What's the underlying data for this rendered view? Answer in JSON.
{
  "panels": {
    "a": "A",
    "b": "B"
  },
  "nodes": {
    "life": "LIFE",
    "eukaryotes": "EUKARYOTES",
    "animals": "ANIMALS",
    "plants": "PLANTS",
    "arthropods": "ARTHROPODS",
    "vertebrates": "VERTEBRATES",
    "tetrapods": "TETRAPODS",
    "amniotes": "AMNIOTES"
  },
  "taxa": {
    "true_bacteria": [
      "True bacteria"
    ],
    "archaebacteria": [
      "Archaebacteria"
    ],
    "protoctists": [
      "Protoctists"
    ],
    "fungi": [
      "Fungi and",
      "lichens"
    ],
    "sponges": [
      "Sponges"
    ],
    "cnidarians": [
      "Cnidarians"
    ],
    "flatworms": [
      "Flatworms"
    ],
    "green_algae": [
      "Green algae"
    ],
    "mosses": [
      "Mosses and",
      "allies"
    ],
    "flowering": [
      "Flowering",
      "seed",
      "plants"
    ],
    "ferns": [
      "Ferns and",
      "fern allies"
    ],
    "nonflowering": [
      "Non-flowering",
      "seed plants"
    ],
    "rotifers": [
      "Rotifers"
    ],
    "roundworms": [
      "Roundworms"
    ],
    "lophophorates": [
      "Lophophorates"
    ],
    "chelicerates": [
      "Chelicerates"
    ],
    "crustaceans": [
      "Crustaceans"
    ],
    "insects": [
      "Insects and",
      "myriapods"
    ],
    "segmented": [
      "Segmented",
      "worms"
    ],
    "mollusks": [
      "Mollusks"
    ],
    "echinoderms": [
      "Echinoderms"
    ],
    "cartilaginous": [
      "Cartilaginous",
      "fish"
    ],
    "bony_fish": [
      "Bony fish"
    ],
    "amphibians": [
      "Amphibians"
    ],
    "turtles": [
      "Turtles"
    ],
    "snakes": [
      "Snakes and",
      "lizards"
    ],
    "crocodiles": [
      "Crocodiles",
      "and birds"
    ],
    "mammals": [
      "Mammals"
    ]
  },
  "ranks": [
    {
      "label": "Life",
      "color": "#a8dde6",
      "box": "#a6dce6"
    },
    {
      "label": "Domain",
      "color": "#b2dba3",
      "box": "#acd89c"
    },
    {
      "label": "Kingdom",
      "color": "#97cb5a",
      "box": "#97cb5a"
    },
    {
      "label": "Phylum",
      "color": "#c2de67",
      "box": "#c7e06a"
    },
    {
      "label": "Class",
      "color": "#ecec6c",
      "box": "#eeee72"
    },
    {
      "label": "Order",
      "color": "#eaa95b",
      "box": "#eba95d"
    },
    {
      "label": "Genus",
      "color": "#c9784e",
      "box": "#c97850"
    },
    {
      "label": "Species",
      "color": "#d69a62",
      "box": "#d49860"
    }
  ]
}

——

#### Problem statement
Exactly as it stands, output the whole listing.

#### Answer section
What's the underlying data for this rendered view? Answer in JSON.
{
  "panels": {
    "a": "A",
    "b": "B"
  },
  "nodes": {
    "life": "LIFE",
    "eukaryotes": "EUKARYOTES",
    "animals": "ANIMALS",
    "plants": "PLANTS",
    "arthropods": "ARTHROPODS",
    "vertebrates": "VERTEBRATES",
    "tetrapods": "TETRAPODS",
    "amniotes": "AMNIOTES"
  },
  "taxa": {
    "true_bacteria": [
      "True bacteria"
    ],
    "archaebacteria": [
      "Archaebacteria"
    ],
    "protoctists": [
      "Protoctists"
    ],
    "fungi": [
      "Fungi and",
      "lichens"
    ],
    "sponges": [
      "Sponges"
    ],
    "cnidarians": [
      "Cnidarians"
    ],
    "flatworms": [
      "Flatworms"
    ],
    "green_algae": [
      "Green algae"
    ],
    "mosses": [
      "Mosses and",
      "allies"
    ],
    "flowering": [
      "Flowering",
      "seed",
      "plants"
    ],
    "ferns": [
      "Ferns and",
      "fern allies"
    ],
    "nonflowering": [
      "Non-flowering",
      "seed plants"
    ],
    "rotifers": [
      "Rotifers"
    ],
    "roundworms": [
      "Roundworms"
    ],
    "lophophorates": [
      "Lophophorates"
    ],
    "chelicerates": [
      "Chelicerates"
    ],
    "crustaceans": [
      "Crustaceans"
    ],
    "insects": [
      "Insects and",
      "myriapods"
    ],
    "segmented": [
      "Segmented",
      "worms"
    ],
    "mollusks": [
      "Mollusks"
    ],
    "echinoderms": [
      "Echinoderms"
    ],
    "cartilaginous": [
      "Cartilaginous",
      "fish"
    ],
    "bony_fish": [
      "Bony fish"
    ],
    "amphibians": [
      "Amphibians"
    ],
    "turtles": [
      "Turtles"
    ],
    "snakes": [
      "Snakes and",
      "lizards"
    ],
    "crocodiles": [
      "Crocodiles",
      "and birds"
    ],
    "mammals": [
      "Mammals"
    ]
  },
  "ranks": [
    {
      "label": "Life",
      "color": "#a8dde6",
      "box": "#a6dce6"
    },
    {
      "label": "Domain",
      "color": "#b2dba3",
      "box": "#acd89c"
    },
    {
      "label": "Kingdom",
      "color": "#97cb5a",
      "box": "#97cb5a"
    },
    {
      "label": "Phylum",
      "color": "#c2de67",
      "box": "#c7e06a"
    },
    {
      "label": "Class",
      "color": "#ecec6c",
      "box": "#eeee72"
    },
    {
      "label": "Order",
      "color": "#eaa95b",
      "box": "#eba95d"
    },
    {
      "label": "Genus",
      "color": "#c9784e",
      "box": "#c97850"
    },
    {
      "label": "Species",
      "color": "#d69a62",
      "box": "#d49860"
    }
  ]
}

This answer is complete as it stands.